Supplied material:
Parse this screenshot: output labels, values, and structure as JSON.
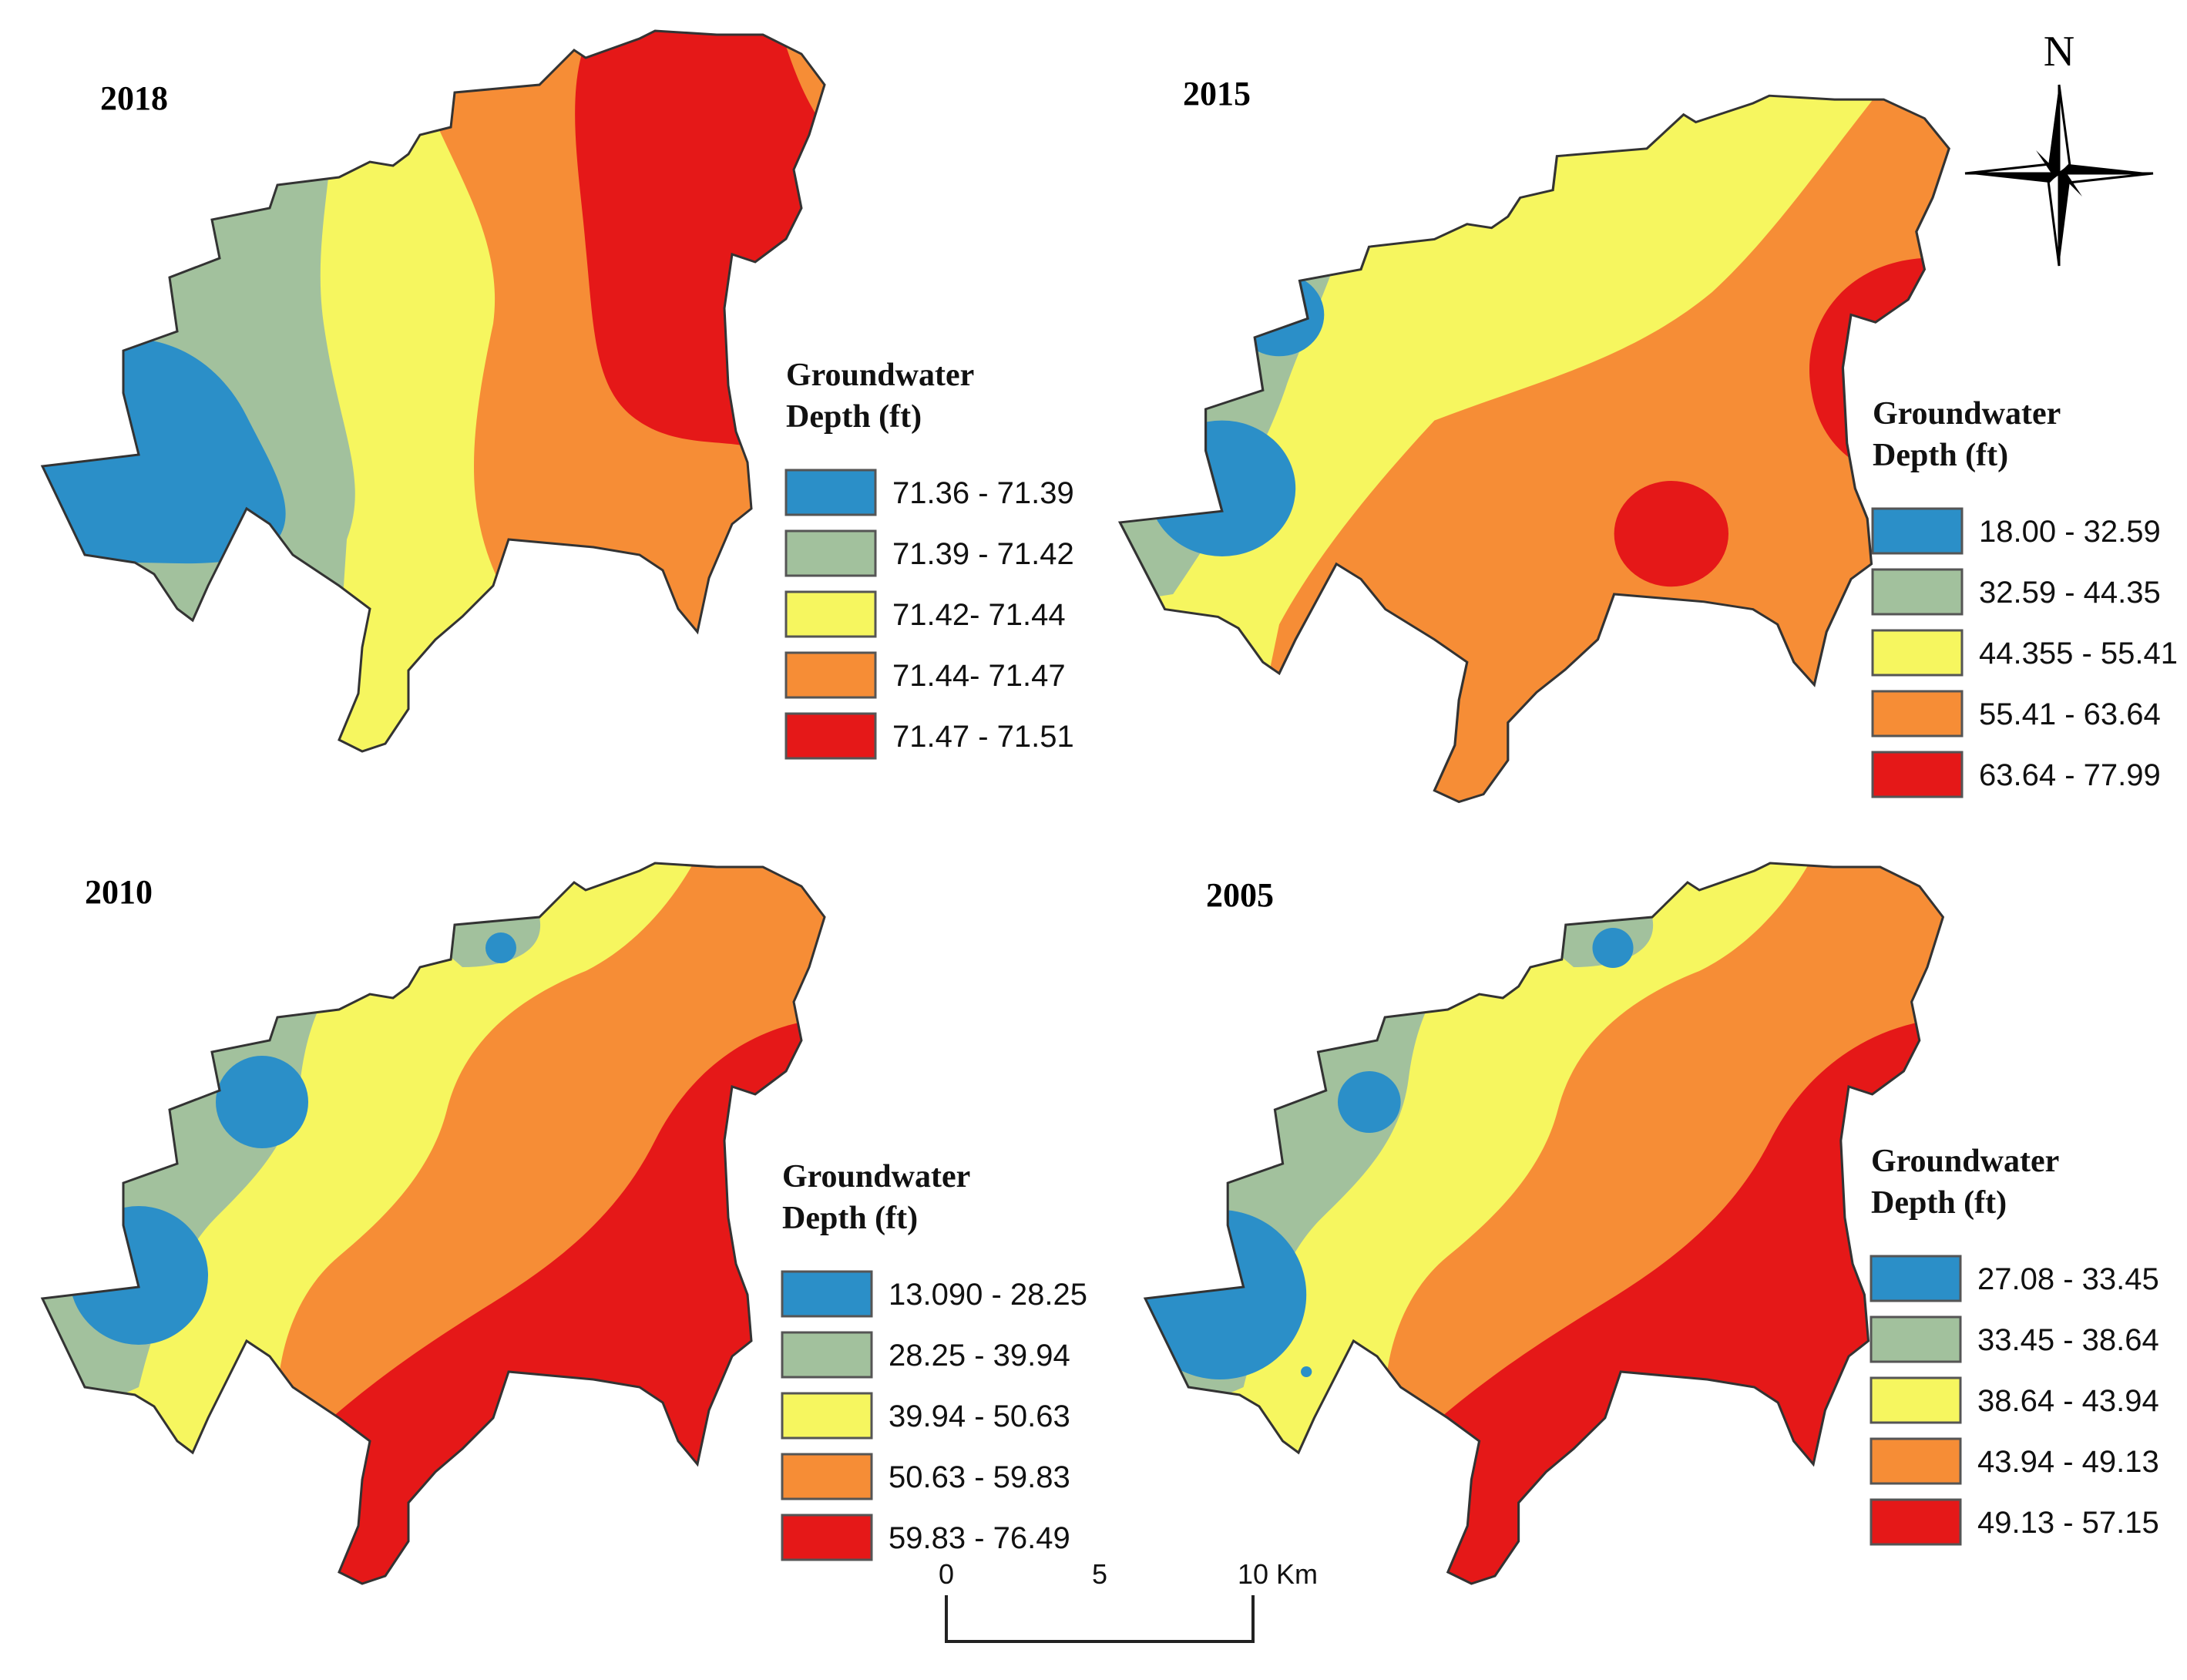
{
  "colors": {
    "class1": "#2b8fc8",
    "class2": "#a2c19d",
    "class3": "#f6f65f",
    "class4": "#f68d36",
    "class5": "#e51818"
  },
  "panels": [
    {
      "year": "2018",
      "legend_title": [
        "Groundwater",
        "Depth (ft)"
      ],
      "classes": [
        "71.36 - 71.39",
        "71.39 - 71.42",
        "71.42- 71.44",
        "71.44- 71.47",
        "71.47 - 71.51"
      ]
    },
    {
      "year": "2015",
      "legend_title": [
        "Groundwater",
        "Depth (ft)"
      ],
      "classes": [
        "18.00 - 32.59",
        "32.59 - 44.35",
        "44.355 - 55.41",
        "55.41 - 63.64",
        "63.64 - 77.99"
      ]
    },
    {
      "year": "2010",
      "legend_title": [
        "Groundwater",
        "Depth (ft)"
      ],
      "classes": [
        "13.090 - 28.25",
        "28.25 - 39.94",
        "39.94 - 50.63",
        "50.63 - 59.83",
        "59.83 - 76.49"
      ]
    },
    {
      "year": "2005",
      "legend_title": [
        "Groundwater",
        "Depth (ft)"
      ],
      "classes": [
        "27.08 - 33.45",
        "33.45 - 38.64",
        "38.64 - 43.94",
        "43.94 - 49.13",
        "49.13 - 57.15"
      ]
    }
  ],
  "north_arrow": {
    "label": "N",
    "icon": "north-arrow-icon"
  },
  "scale_bar": {
    "ticks": [
      "0",
      "5",
      "10 Km"
    ]
  }
}
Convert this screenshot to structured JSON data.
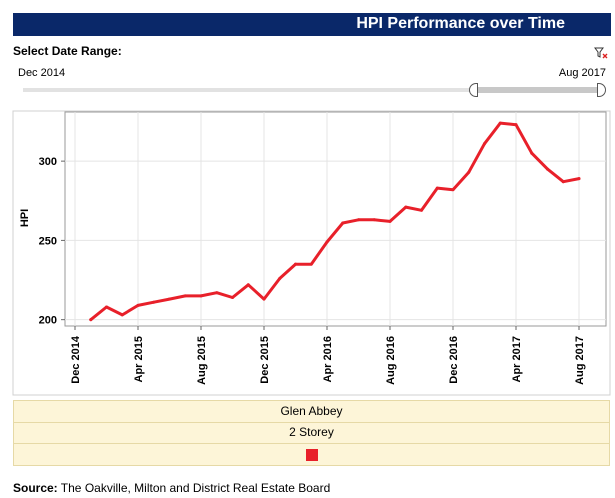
{
  "header": {
    "title": "HPI Performance over Time"
  },
  "filter": {
    "label": "Select Date Range:",
    "start": "Dec 2014",
    "end": "Aug 2017",
    "icon": "clear-filter-icon"
  },
  "legend": {
    "rows": [
      "Glen Abbey",
      "2 Storey"
    ],
    "swatch_color": "#e8202a"
  },
  "source": {
    "label": "Source:",
    "text": " The Oakville, Milton and District Real Estate Board"
  },
  "chart_data": {
    "type": "line",
    "title": "",
    "xlabel": "",
    "ylabel": "HPI",
    "grid": true,
    "ylim": [
      196,
      331
    ],
    "xlim": [
      "2014-12",
      "2017-08"
    ],
    "x_ticks": [
      "Dec 2014",
      "Apr 2015",
      "Aug 2015",
      "Dec 2015",
      "Apr 2016",
      "Aug 2016",
      "Dec 2016",
      "Apr 2017",
      "Aug 2017"
    ],
    "y_ticks": [
      200,
      250,
      300
    ],
    "series": [
      {
        "color": "#e8202a",
        "x": [
          "2015-01",
          "2015-02",
          "2015-03",
          "2015-04",
          "2015-05",
          "2015-06",
          "2015-07",
          "2015-08",
          "2015-09",
          "2015-10",
          "2015-11",
          "2015-12",
          "2016-01",
          "2016-02",
          "2016-03",
          "2016-04",
          "2016-05",
          "2016-06",
          "2016-07",
          "2016-08",
          "2016-09",
          "2016-10",
          "2016-11",
          "2016-12",
          "2017-01",
          "2017-02",
          "2017-03",
          "2017-04",
          "2017-05",
          "2017-06",
          "2017-07",
          "2017-08"
        ],
        "values": [
          200,
          208,
          203,
          209,
          211,
          213,
          215,
          215,
          217,
          214,
          222,
          213,
          226,
          235,
          235,
          249,
          261,
          263,
          263,
          262,
          271,
          269,
          283,
          282,
          293,
          311,
          324,
          323,
          305,
          295,
          287,
          289
        ]
      }
    ]
  }
}
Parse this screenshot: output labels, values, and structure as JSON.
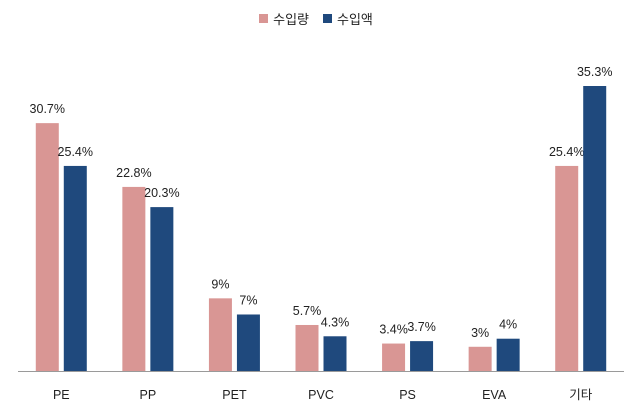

What to produce:
Every entry above should be duplicated exactly. Do not include the images.

Solution to this exercise:
Parse this screenshot: output labels, values, and structure as JSON.
{
  "colors": {
    "class1": "#2b8fc8",
    "class2": "#a2c19d",
    "class3": "#f6f65f",
    "class4": "#f68d36",
    "class5": "#e51818"
  },
  "panels": [
    {
      "year": "2018",
      "legend_title": [
        "Groundwater",
        "Depth (ft)"
      ],
      "classes": [
        "71.36 - 71.39",
        "71.39 - 71.42",
        "71.42- 71.44",
        "71.44- 71.47",
        "71.47 - 71.51"
      ]
    },
    {
      "year": "2015",
      "legend_title": [
        "Groundwater",
        "Depth (ft)"
      ],
      "classes": [
        "18.00 - 32.59",
        "32.59 - 44.35",
        "44.355 - 55.41",
        "55.41 - 63.64",
        "63.64 - 77.99"
      ]
    },
    {
      "year": "2010",
      "legend_title": [
        "Groundwater",
        "Depth (ft)"
      ],
      "classes": [
        "13.090 - 28.25",
        "28.25 - 39.94",
        "39.94 - 50.63",
        "50.63 - 59.83",
        "59.83 - 76.49"
      ]
    },
    {
      "year": "2005",
      "legend_title": [
        "Groundwater",
        "Depth (ft)"
      ],
      "classes": [
        "27.08 - 33.45",
        "33.45 - 38.64",
        "38.64 - 43.94",
        "43.94 - 49.13",
        "49.13 - 57.15"
      ]
    }
  ],
  "north_arrow": {
    "label": "N",
    "icon": "north-arrow-icon"
  },
  "scale_bar": {
    "ticks": [
      "0",
      "5",
      "10 Km"
    ]
  }
}
Convert this screenshot to structured JSON data.
{
  "header": {
    "title": "HPI Performance over Time"
  },
  "filter": {
    "label": "Select Date Range:",
    "start": "Dec 2014",
    "end": "Aug 2017",
    "icon": "clear-filter-icon"
  },
  "legend": {
    "rows": [
      "Glen Abbey",
      "2 Storey"
    ],
    "swatch_color": "#e8202a"
  },
  "source": {
    "label": "Source:",
    "text": " The Oakville, Milton and District Real Estate Board"
  },
  "chart_data": {
    "type": "line",
    "title": "",
    "xlabel": "",
    "ylabel": "HPI",
    "grid": true,
    "ylim": [
      196,
      331
    ],
    "xlim": [
      "2014-12",
      "2017-08"
    ],
    "x_ticks": [
      "Dec 2014",
      "Apr 2015",
      "Aug 2015",
      "Dec 2015",
      "Apr 2016",
      "Aug 2016",
      "Dec 2016",
      "Apr 2017",
      "Aug 2017"
    ],
    "y_ticks": [
      200,
      250,
      300
    ],
    "series": [
      {
        "color": "#e8202a",
        "x": [
          "2015-01",
          "2015-02",
          "2015-03",
          "2015-04",
          "2015-05",
          "2015-06",
          "2015-07",
          "2015-08",
          "2015-09",
          "2015-10",
          "2015-11",
          "2015-12",
          "2016-01",
          "2016-02",
          "2016-03",
          "2016-04",
          "2016-05",
          "2016-06",
          "2016-07",
          "2016-08",
          "2016-09",
          "2016-10",
          "2016-11",
          "2016-12",
          "2017-01",
          "2017-02",
          "2017-03",
          "2017-04",
          "2017-05",
          "2017-06",
          "2017-07",
          "2017-08"
        ],
        "values": [
          200,
          208,
          203,
          209,
          211,
          213,
          215,
          215,
          217,
          214,
          222,
          213,
          226,
          235,
          235,
          249,
          261,
          263,
          263,
          262,
          271,
          269,
          283,
          282,
          293,
          311,
          324,
          323,
          305,
          295,
          287,
          289
        ]
      }
    ]
  }
}
Parse this screenshot: output labels, values, and structure as JSON.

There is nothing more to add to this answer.